[Dataset records]
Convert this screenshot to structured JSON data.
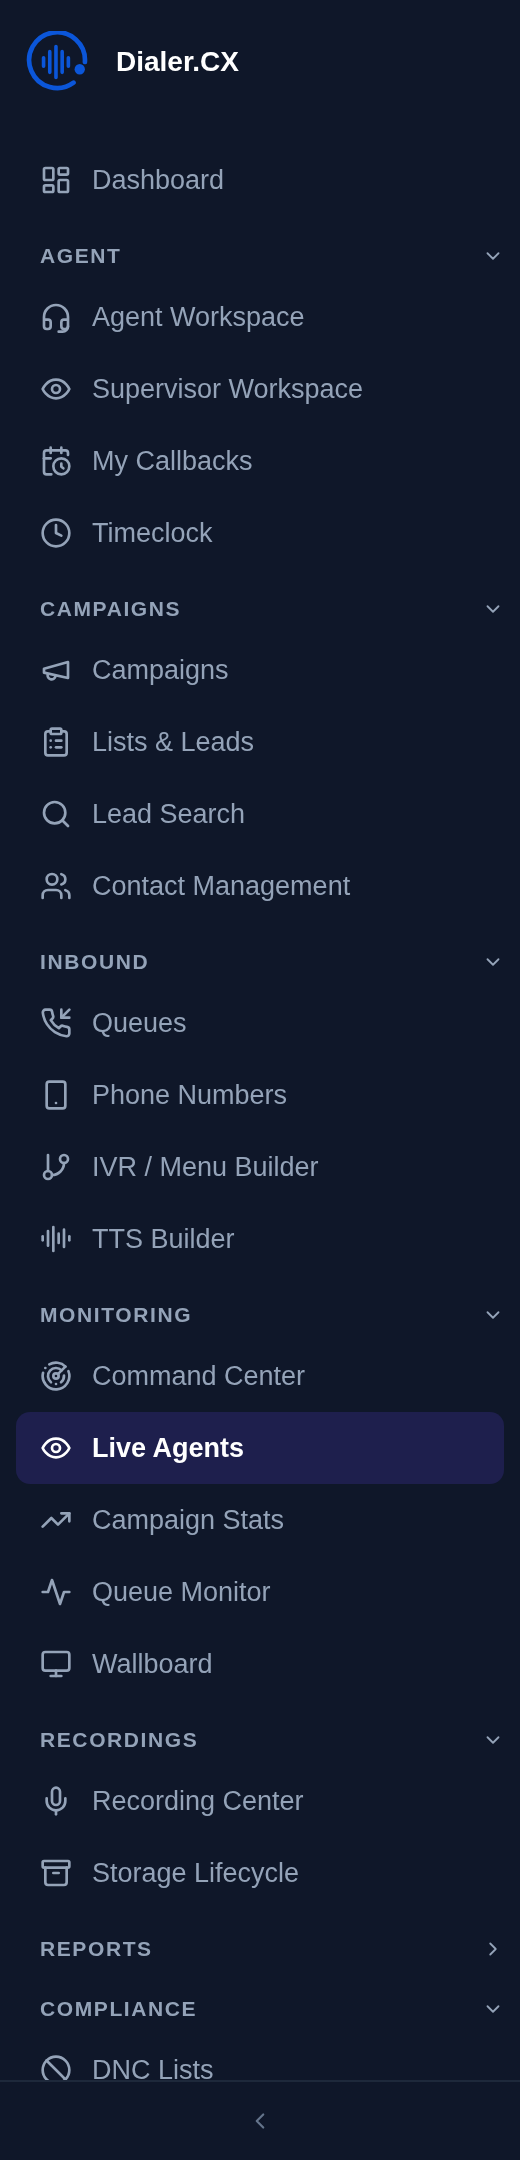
{
  "brand": {
    "name": "Dialer.CX"
  },
  "nav": [
    {
      "kind": "link",
      "label": "Dashboard",
      "selected": false
    },
    {
      "kind": "section",
      "title": "AGENT",
      "expanded": true,
      "items": [
        {
          "label": "Agent Workspace",
          "selected": false
        },
        {
          "label": "Supervisor Workspace",
          "selected": false
        },
        {
          "label": "My Callbacks",
          "selected": false
        },
        {
          "label": "Timeclock",
          "selected": false
        }
      ]
    },
    {
      "kind": "section",
      "title": "CAMPAIGNS",
      "expanded": true,
      "items": [
        {
          "label": "Campaigns",
          "selected": false
        },
        {
          "label": "Lists & Leads",
          "selected": false
        },
        {
          "label": "Lead Search",
          "selected": false
        },
        {
          "label": "Contact Management",
          "selected": false
        }
      ]
    },
    {
      "kind": "section",
      "title": "INBOUND",
      "expanded": true,
      "items": [
        {
          "label": "Queues",
          "selected": false
        },
        {
          "label": "Phone Numbers",
          "selected": false
        },
        {
          "label": "IVR / Menu Builder",
          "selected": false
        },
        {
          "label": "TTS Builder",
          "selected": false
        }
      ]
    },
    {
      "kind": "section",
      "title": "MONITORING",
      "expanded": true,
      "items": [
        {
          "label": "Command Center",
          "selected": false
        },
        {
          "label": "Live Agents",
          "selected": true
        },
        {
          "label": "Campaign Stats",
          "selected": false
        },
        {
          "label": "Queue Monitor",
          "selected": false
        },
        {
          "label": "Wallboard",
          "selected": false
        }
      ]
    },
    {
      "kind": "section",
      "title": "RECORDINGS",
      "expanded": true,
      "items": [
        {
          "label": "Recording Center",
          "selected": false
        },
        {
          "label": "Storage Lifecycle",
          "selected": false
        }
      ]
    },
    {
      "kind": "section",
      "title": "REPORTS",
      "expanded": false
    },
    {
      "kind": "section",
      "title": "COMPLIANCE",
      "expanded": true,
      "items": [
        {
          "label": "DNC Lists",
          "selected": false
        }
      ]
    }
  ]
}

**Challenge:**
Find the lines containing "Builder" and pull them out.

**Exercise output:**
          "label": "IVR / Menu Builder",
          "label": "TTS Builder",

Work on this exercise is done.